**** Material shown ****

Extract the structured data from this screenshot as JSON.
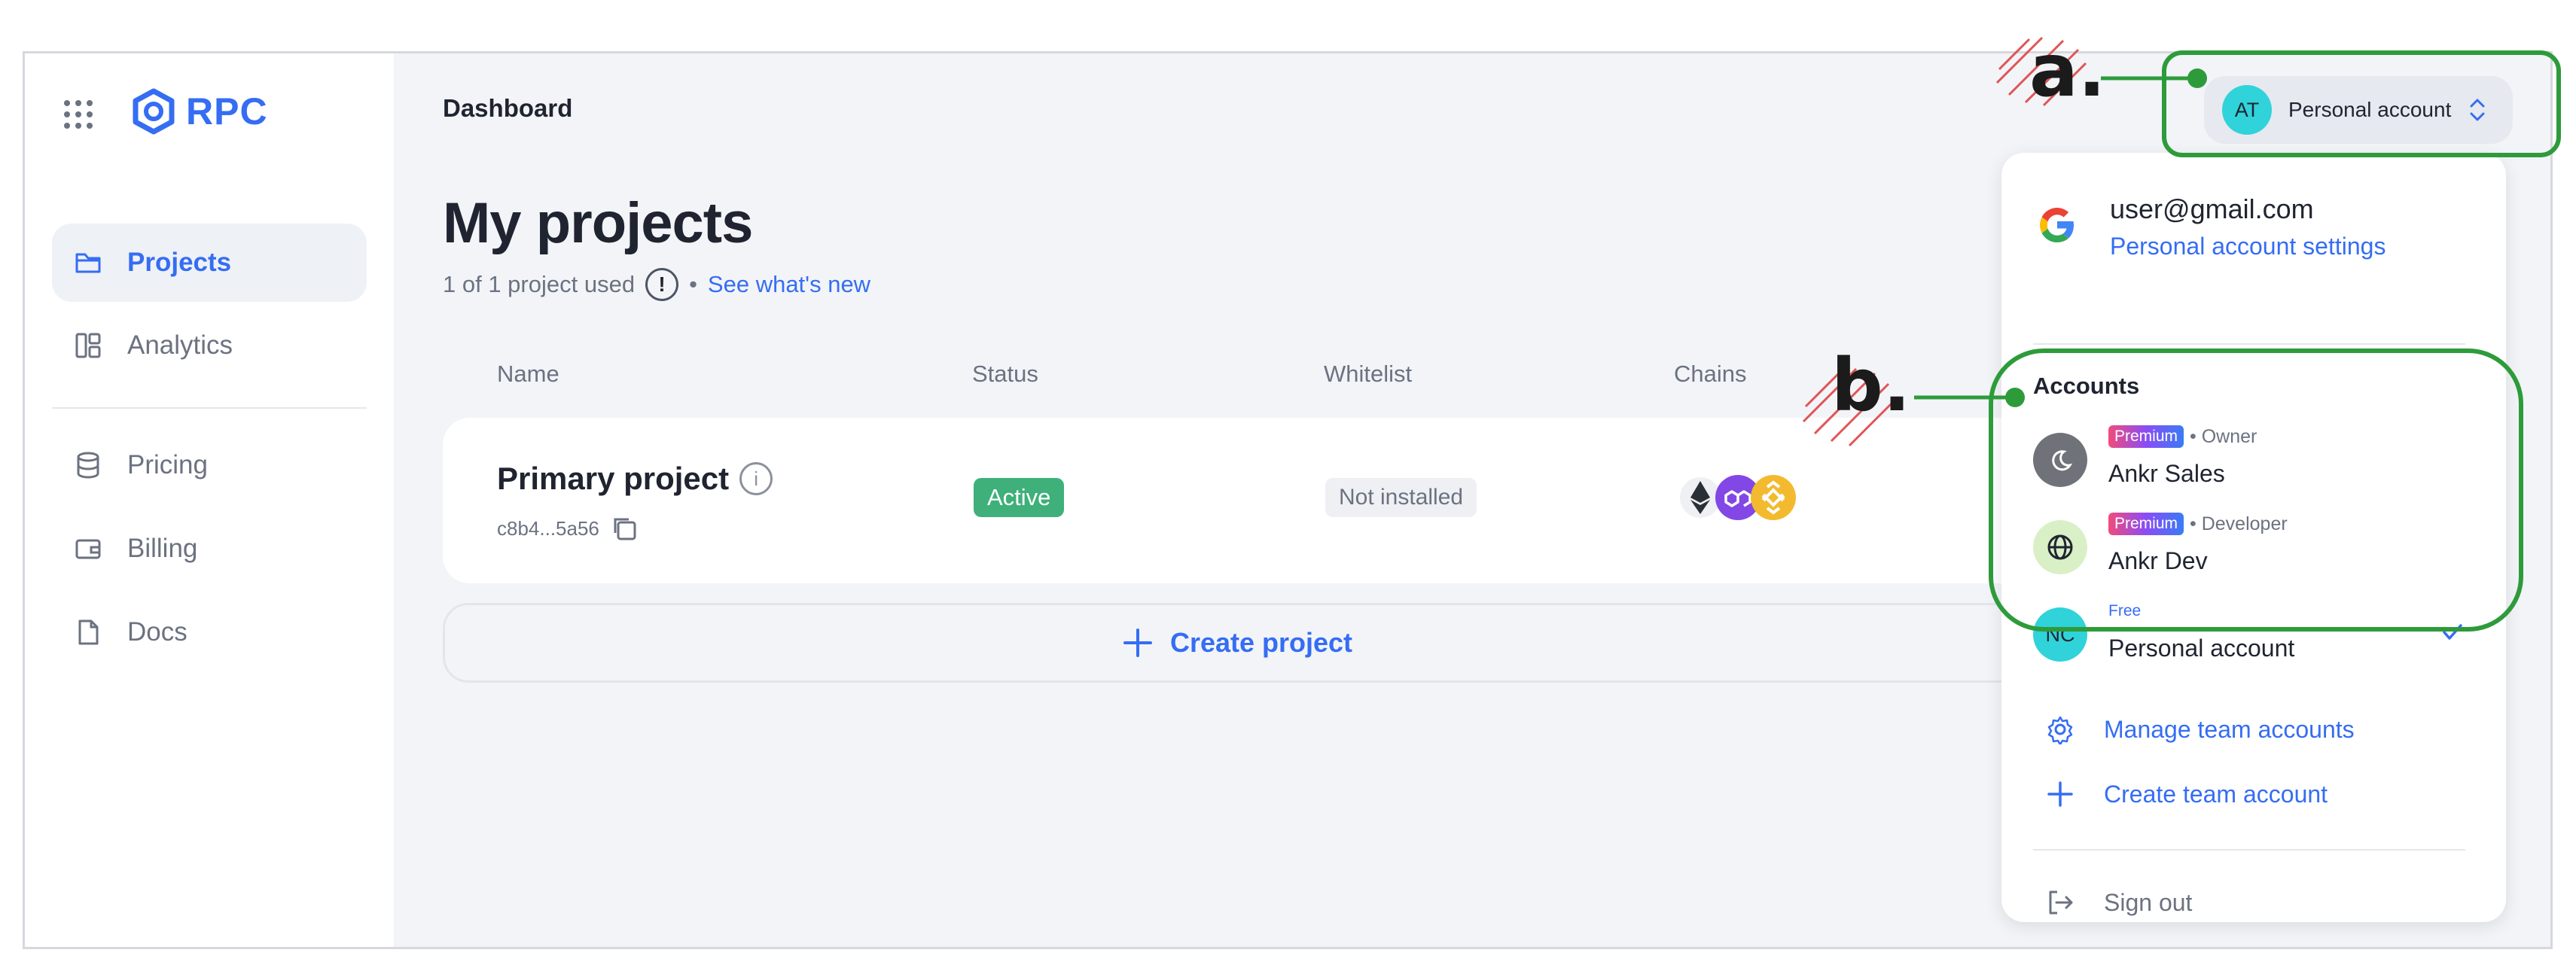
{
  "sidebar": {
    "logo_text": "RPC",
    "items": [
      {
        "label": "Projects"
      },
      {
        "label": "Analytics"
      },
      {
        "label": "Pricing"
      },
      {
        "label": "Billing"
      },
      {
        "label": "Docs"
      }
    ]
  },
  "header": {
    "breadcrumb": "Dashboard",
    "account_pill": {
      "initials": "AT",
      "label": "Personal account"
    }
  },
  "main": {
    "title": "My projects",
    "usage": "1 of 1 project used",
    "info_mark": "!",
    "separator": "•",
    "whats_new": "See what's new",
    "columns": [
      "Name",
      "Status",
      "Whitelist",
      "Chains"
    ],
    "project": {
      "name": "Primary project",
      "info_mark": "i",
      "id": "c8b4...5a56",
      "status": "Active",
      "whitelist": "Not installed",
      "chains": [
        "ethereum-icon",
        "polygon-icon",
        "bnb-icon"
      ]
    },
    "create_label": "Create project"
  },
  "dropdown": {
    "email": "user@gmail.com",
    "settings_link": "Personal account settings",
    "accounts_heading": "Accounts",
    "accounts": [
      {
        "tag": "Premium",
        "role": "• Owner",
        "name": "Ankr Sales",
        "avatar": "moon-icon"
      },
      {
        "tag": "Premium",
        "role": "• Developer",
        "name": "Ankr Dev",
        "avatar": "globe-icon"
      },
      {
        "tag": "Free",
        "role": "",
        "name": "Personal account",
        "initials": "NC",
        "selected": true
      }
    ],
    "manage_team": "Manage team accounts",
    "create_team": "Create team account",
    "sign_out": "Sign out"
  },
  "annotations": {
    "a": "a.",
    "b": "b."
  },
  "colors": {
    "accent": "#356df3",
    "active_green": "#3fb07a",
    "annotation_green": "#2e9b3b",
    "avatar_cyan": "#2fd3d9",
    "hatch_red": "#e05555"
  }
}
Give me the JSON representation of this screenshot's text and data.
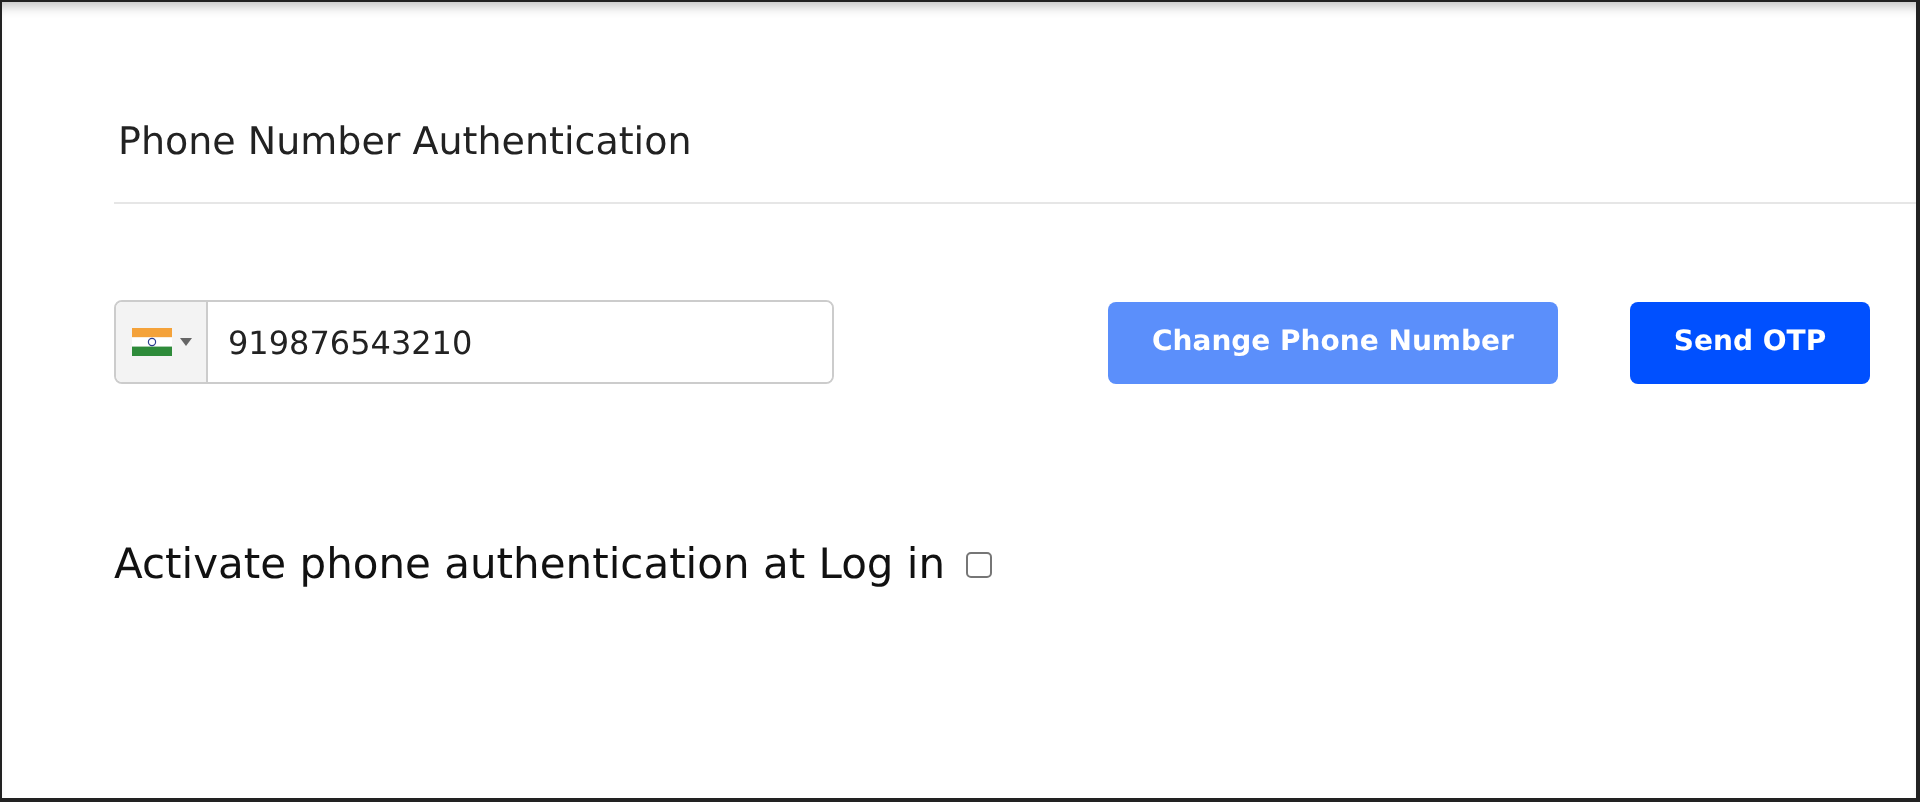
{
  "title": "Phone Number Authentication",
  "phone": {
    "value": "919876543210"
  },
  "buttons": [
    {
      "label": "Change Phone Number",
      "kind": "secondary",
      "disabled": true
    },
    {
      "label": "Send OTP",
      "kind": "primary",
      "disabled": false
    }
  ],
  "activation": {
    "label": "Activate phone authentication at Log in",
    "checked": false
  }
}
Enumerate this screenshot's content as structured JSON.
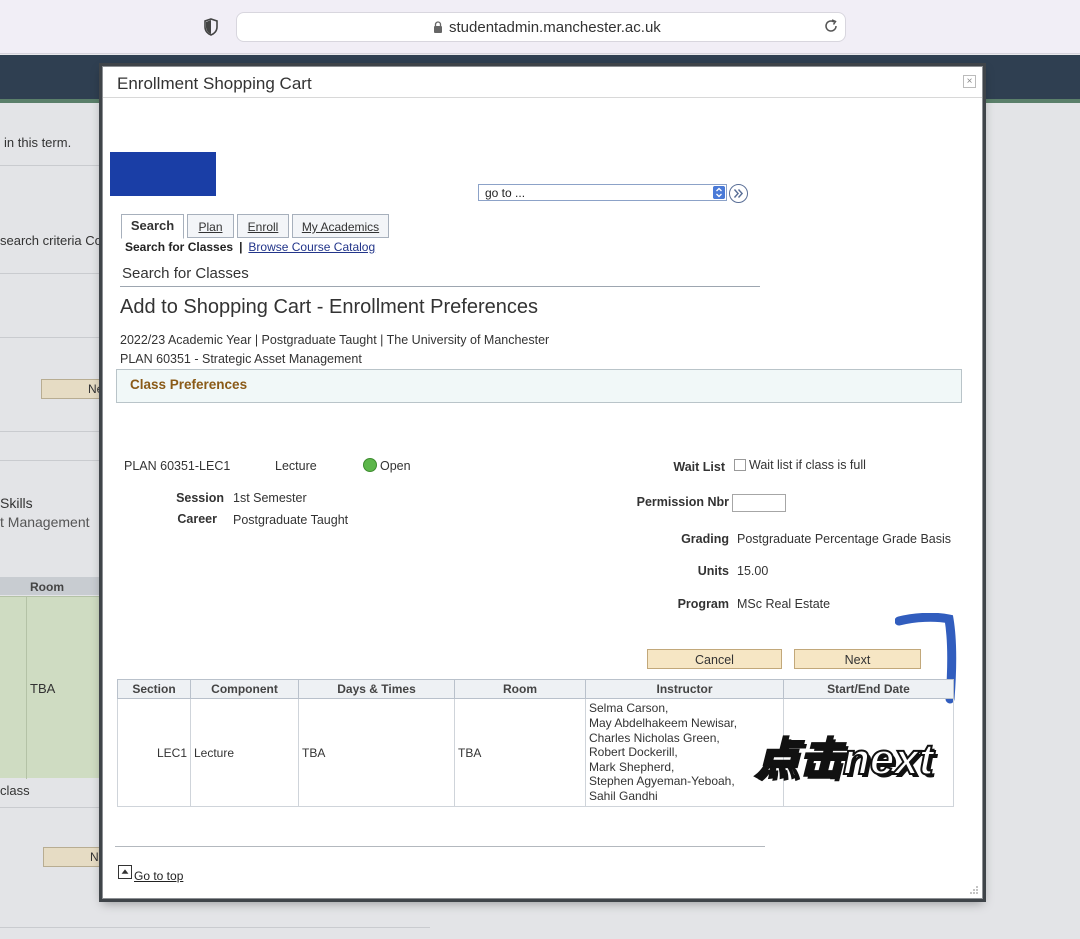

****

* **What is required**
Copy all lines above containing the string "screenshot".

* **Solution to this problem**
Extract the structured data from this screenshot as JSON.
Give me the JSON representation of this screenshot's text and data.
Enumerate this screenshot's content as structured JSON.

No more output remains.